> _TASK STATEMENT_:
Copy the data below exactly.
------------------------------------------------------------------------
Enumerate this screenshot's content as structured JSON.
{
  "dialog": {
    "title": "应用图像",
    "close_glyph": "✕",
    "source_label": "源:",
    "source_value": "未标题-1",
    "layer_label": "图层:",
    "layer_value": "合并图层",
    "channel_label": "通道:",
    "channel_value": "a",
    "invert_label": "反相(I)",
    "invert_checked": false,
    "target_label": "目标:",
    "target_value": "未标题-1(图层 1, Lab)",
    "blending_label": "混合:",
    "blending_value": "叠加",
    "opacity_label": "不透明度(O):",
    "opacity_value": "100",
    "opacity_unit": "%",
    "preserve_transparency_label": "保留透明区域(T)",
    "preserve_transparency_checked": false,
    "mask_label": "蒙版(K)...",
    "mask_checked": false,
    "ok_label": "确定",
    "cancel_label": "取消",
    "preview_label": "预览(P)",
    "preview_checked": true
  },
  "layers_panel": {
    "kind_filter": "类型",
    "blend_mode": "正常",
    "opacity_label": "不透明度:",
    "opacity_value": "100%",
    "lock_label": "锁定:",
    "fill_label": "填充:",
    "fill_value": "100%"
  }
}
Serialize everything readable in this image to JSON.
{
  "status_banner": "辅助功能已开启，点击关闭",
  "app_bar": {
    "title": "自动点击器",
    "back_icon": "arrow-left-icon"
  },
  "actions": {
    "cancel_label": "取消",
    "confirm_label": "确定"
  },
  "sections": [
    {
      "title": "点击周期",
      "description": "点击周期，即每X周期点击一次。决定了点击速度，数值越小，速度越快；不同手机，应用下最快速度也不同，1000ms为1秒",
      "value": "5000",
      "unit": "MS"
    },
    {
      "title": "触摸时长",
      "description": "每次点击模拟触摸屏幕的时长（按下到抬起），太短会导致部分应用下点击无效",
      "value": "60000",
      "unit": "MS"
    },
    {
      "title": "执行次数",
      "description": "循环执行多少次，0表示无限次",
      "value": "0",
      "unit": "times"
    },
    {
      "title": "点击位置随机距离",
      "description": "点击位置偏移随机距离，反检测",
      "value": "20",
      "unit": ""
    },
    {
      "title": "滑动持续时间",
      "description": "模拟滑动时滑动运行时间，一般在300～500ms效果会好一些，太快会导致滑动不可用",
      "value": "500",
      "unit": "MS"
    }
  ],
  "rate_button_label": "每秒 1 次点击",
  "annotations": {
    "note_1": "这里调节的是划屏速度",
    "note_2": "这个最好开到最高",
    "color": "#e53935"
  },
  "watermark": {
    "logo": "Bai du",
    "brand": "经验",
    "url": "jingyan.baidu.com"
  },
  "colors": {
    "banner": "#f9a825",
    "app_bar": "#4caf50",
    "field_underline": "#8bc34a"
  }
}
------------------------------------------------------------------------
> _CORRECT RESPONSE_:
Enumerate this screenshot's content as structured JSON.
{
  "dialog": {
    "title": "应用图像",
    "close_glyph": "✕",
    "source_label": "源:",
    "source_value": "未标题-1",
    "layer_label": "图层:",
    "layer_value": "合并图层",
    "channel_label": "通道:",
    "channel_value": "a",
    "invert_label": "反相(I)",
    "invert_checked": false,
    "target_label": "目标:",
    "target_value": "未标题-1(图层 1, Lab)",
    "blending_label": "混合:",
    "blending_value": "叠加",
    "opacity_label": "不透明度(O):",
    "opacity_value": "100",
    "opacity_unit": "%",
    "preserve_transparency_label": "保留透明区域(T)",
    "preserve_transparency_checked": false,
    "mask_label": "蒙版(K)...",
    "mask_checked": false,
    "ok_label": "确定",
    "cancel_label": "取消",
    "preview_label": "预览(P)",
    "preview_checked": true
  },
  "layers_panel": {
    "kind_filter": "类型",
    "blend_mode": "正常",
    "opacity_label": "不透明度:",
    "opacity_value": "100%",
    "lock_label": "锁定:",
    "fill_label": "填充:",
    "fill_value": "100%"
  }
}
Serialize everything readable in this image to JSON.
{
  "status_banner": "辅助功能已开启，点击关闭",
  "app_bar": {
    "title": "自动点击器",
    "back_icon": "arrow-left-icon"
  },
  "actions": {
    "cancel_label": "取消",
    "confirm_label": "确定"
  },
  "sections": [
    {
      "title": "点击周期",
      "description": "点击周期，即每X周期点击一次。决定了点击速度，数值越小，速度越快；不同手机，应用下最快速度也不同，1000ms为1秒",
      "value": "5000",
      "unit": "MS"
    },
    {
      "title": "触摸时长",
      "description": "每次点击模拟触摸屏幕的时长（按下到抬起），太短会导致部分应用下点击无效",
      "value": "60000",
      "unit": "MS"
    },
    {
      "title": "执行次数",
      "description": "循环执行多少次，0表示无限次",
      "value": "0",
      "unit": "times"
    },
    {
      "title": "点击位置随机距离",
      "description": "点击位置偏移随机距离，反检测",
      "value": "20",
      "unit": ""
    },
    {
      "title": "滑动持续时间",
      "description": "模拟滑动时滑动运行时间，一般在300～500ms效果会好一些，太快会导致滑动不可用",
      "value": "500",
      "unit": "MS"
    }
  ],
  "rate_button_label": "每秒 1 次点击",
  "annotations": {
    "note_1": "这里调节的是划屏速度",
    "note_2": "这个最好开到最高",
    "color": "#e53935"
  },
  "watermark": {
    "logo": "Bai du",
    "brand": "经验",
    "url": "jingyan.baidu.com"
  },
  "colors": {
    "banner": "#f9a825",
    "app_bar": "#4caf50",
    "field_underline": "#8bc34a"
  }
}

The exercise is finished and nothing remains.